──────── RECORDS

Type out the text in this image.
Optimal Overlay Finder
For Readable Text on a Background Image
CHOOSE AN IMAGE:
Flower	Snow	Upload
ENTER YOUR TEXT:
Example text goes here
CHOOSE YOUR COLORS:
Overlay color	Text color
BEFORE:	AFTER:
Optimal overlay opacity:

────────────────

▸ GIVEN EXERCISE: Print the records once more, exactly as they were given.

▸ WORKED SOLUTION:
Type out the text in this image.
Optimal Overlay Finder
For Readable Text on a Background Image
CHOOSE AN IMAGE:
Flower	Snow	Upload
ENTER YOUR TEXT:
Example text goes here
CHOOSE YOUR COLORS:
Overlay color	Text color
BEFORE:	AFTER:
Optimal overlay opacity:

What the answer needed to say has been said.